### [Task]
Repeat each record exactly as written, and drop any images.

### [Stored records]

>> START

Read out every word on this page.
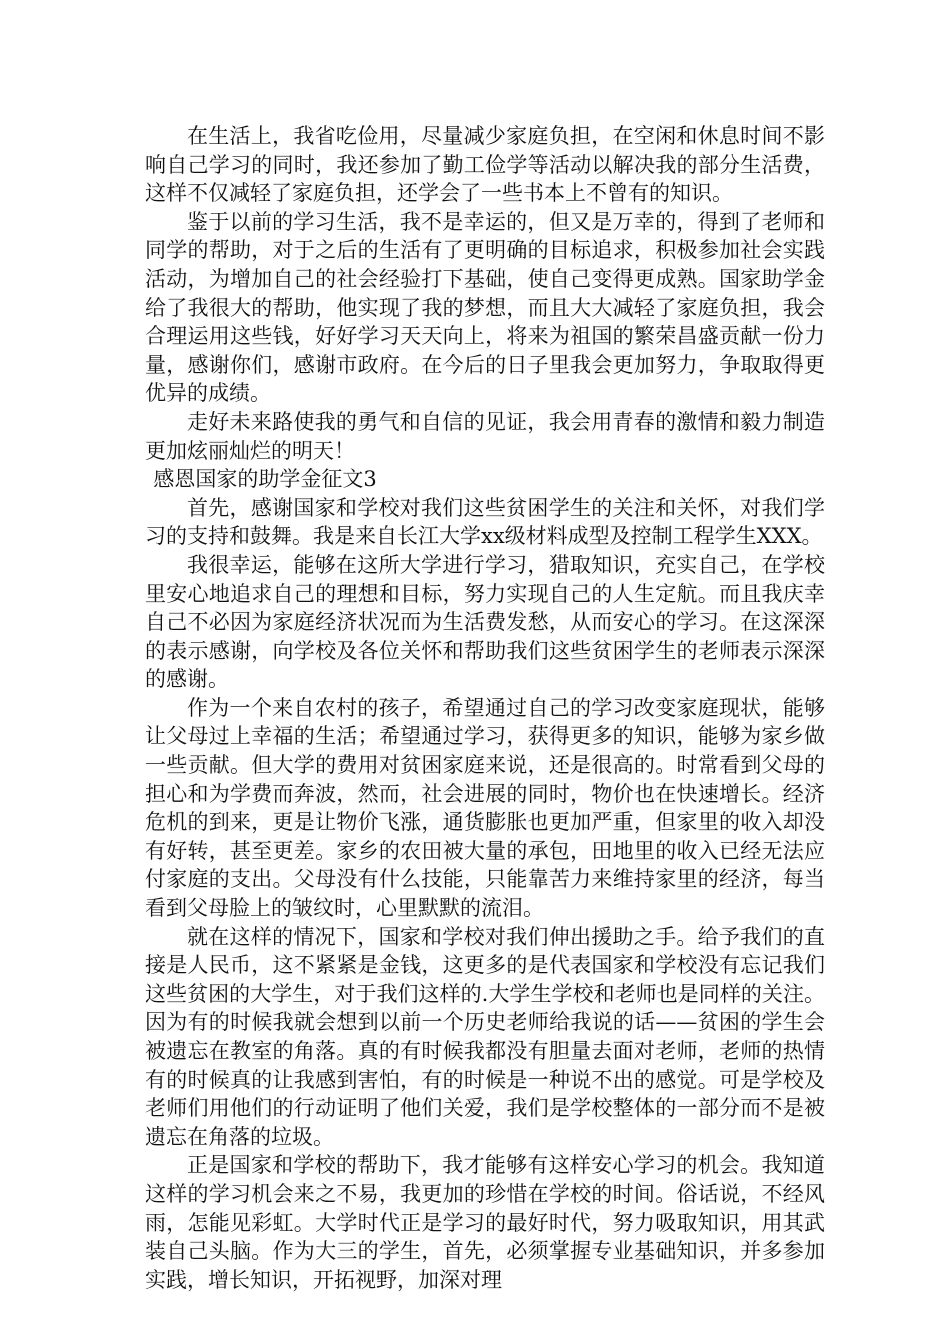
在生活上，我省吃俭用，尽量减少家庭负担，在空闲和休息时间不影响自己学习的同时，我还参加了勤工俭学等活动以解决我的部分生活费，这样不仅减轻了家庭负担，还学会了一些书本上不曾有的知识。

鉴于以前的学习生活，我不是幸运的，但又是万幸的，得到了老师和同学的帮助，对于之后的生活有了更明确的目标追求，积极参加社会实践活动，为增加自己的社会经验打下基础，使自己变得更成熟。国家助学金给了我很大的帮助，他实现了我的梦想，而且大大减轻了家庭负担，我会合理运用这些钱，好好学习天天向上，将来为祖国的繁荣昌盛贡献一份力量，感谢你们，感谢市政府。在今后的日子里我会更加努力，争取取得更优异的成绩。

走好未来路使我的勇气和自信的见证，我会用青春的激情和毅力制造更加炫丽灿烂的明天！

感恩国家的助学金征文3

首先，感谢国家和学校对我们这些贫困学生的关注和关怀，对我们学习的支持和鼓舞。我是来自长江大学xx级材料成型及控制工程学生XXX。

我很幸运，能够在这所大学进行学习，猎取知识，充实自己，在学校里安心地追求自己的理想和目标，努力实现自己的人生定航。而且我庆幸自己不必因为家庭经济状况而为生活费发愁，从而安心的学习。在这深深的表示感谢，向学校及各位关怀和帮助我们这些贫困学生的老师表示深深的感谢。

作为一个来自农村的孩子，希望通过自己的学习改变家庭现状，能够让父母过上幸福的生活；希望通过学习，获得更多的知识，能够为家乡做一些贡献。但大学的费用对贫困家庭来说，还是很高的。时常看到父母的担心和为学费而奔波，然而，社会进展的同时，物价也在快速增长。经济危机的到来，更是让物价飞涨，通货膨胀也更加严重，但家里的收入却没有好转，甚至更差。家乡的农田被大量的承包，田地里的收入已经无法应付家庭的支出。父母没有什么技能，只能靠苦力来维持家里的经济，每当看到父母脸上的皱纹时，心里默默的流泪。

就在这样的情况下，国家和学校对我们伸出援助之手。给予我们的直接是人民币，这不紧紧是金钱，这更多的是代表国家和学校没有忘记我们这些贫困的大学生，对于我们这样的.大学生学校和老师也是同样的关注。因为有的时候我就会想到以前一个历史老师给我说的话——贫困的学生会被遗忘在教室的角落。真的有时候我都没有胆量去面对老师，老师的热情有的时候真的让我感到害怕，有的时候是一种说不出的感觉。可是学校及老师们用他们的行动证明了他们关爱，我们是学校整体的一部分而不是被遗忘在角落的垃圾。

正是国家和学校的帮助下，我才能够有这样安心学习的机会。我知道这样的学习机会来之不易，我更加的珍惜在学校的时间。俗话说，不经风雨，怎能见彩虹。大学时代正是学习的最好时代，努力吸取知识，用其武装自己头脑。作为大三的学生，首先，必须掌握专业基础知识，并多参加实践，增长知识，开拓视野，加深对理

>> END

### [Result]
Read out every word on this page.
在生活上，我省吃俭用，尽量减少家庭负担，在空闲和休息时间不影响自己学习的同时，我还参加了勤工俭学等活动以解决我的部分生活费，这样不仅减轻了家庭负担，还学会了一些书本上不曾有的知识。

鉴于以前的学习生活，我不是幸运的，但又是万幸的，得到了老师和同学的帮助，对于之后的生活有了更明确的目标追求，积极参加社会实践活动，为增加自己的社会经验打下基础，使自己变得更成熟。国家助学金给了我很大的帮助，他实现了我的梦想，而且大大减轻了家庭负担，我会合理运用这些钱，好好学习天天向上，将来为祖国的繁荣昌盛贡献一份力量，感谢你们，感谢市政府。在今后的日子里我会更加努力，争取取得更优异的成绩。

走好未来路使我的勇气和自信的见证，我会用青春的激情和毅力制造更加炫丽灿烂的明天！

感恩国家的助学金征文3

首先，感谢国家和学校对我们这些贫困学生的关注和关怀，对我们学习的支持和鼓舞。我是来自长江大学xx级材料成型及控制工程学生XXX。

我很幸运，能够在这所大学进行学习，猎取知识，充实自己，在学校里安心地追求自己的理想和目标，努力实现自己的人生定航。而且我庆幸自己不必因为家庭经济状况而为生活费发愁，从而安心的学习。在这深深的表示感谢，向学校及各位关怀和帮助我们这些贫困学生的老师表示深深的感谢。

作为一个来自农村的孩子，希望通过自己的学习改变家庭现状，能够让父母过上幸福的生活；希望通过学习，获得更多的知识，能够为家乡做一些贡献。但大学的费用对贫困家庭来说，还是很高的。时常看到父母的担心和为学费而奔波，然而，社会进展的同时，物价也在快速增长。经济危机的到来，更是让物价飞涨，通货膨胀也更加严重，但家里的收入却没有好转，甚至更差。家乡的农田被大量的承包，田地里的收入已经无法应付家庭的支出。父母没有什么技能，只能靠苦力来维持家里的经济，每当看到父母脸上的皱纹时，心里默默的流泪。

就在这样的情况下，国家和学校对我们伸出援助之手。给予我们的直接是人民币，这不紧紧是金钱，这更多的是代表国家和学校没有忘记我们这些贫困的大学生，对于我们这样的.大学生学校和老师也是同样的关注。因为有的时候我就会想到以前一个历史老师给我说的话——贫困的学生会被遗忘在教室的角落。真的有时候我都没有胆量去面对老师，老师的热情有的时候真的让我感到害怕，有的时候是一种说不出的感觉。可是学校及老师们用他们的行动证明了他们关爱，我们是学校整体的一部分而不是被遗忘在角落的垃圾。

正是国家和学校的帮助下，我才能够有这样安心学习的机会。我知道这样的学习机会来之不易，我更加的珍惜在学校的时间。俗话说，不经风雨，怎能见彩虹。大学时代正是学习的最好时代，努力吸取知识，用其武装自己头脑。作为大三的学生，首先，必须掌握专业基础知识，并多参加实践，增长知识，开拓视野，加深对理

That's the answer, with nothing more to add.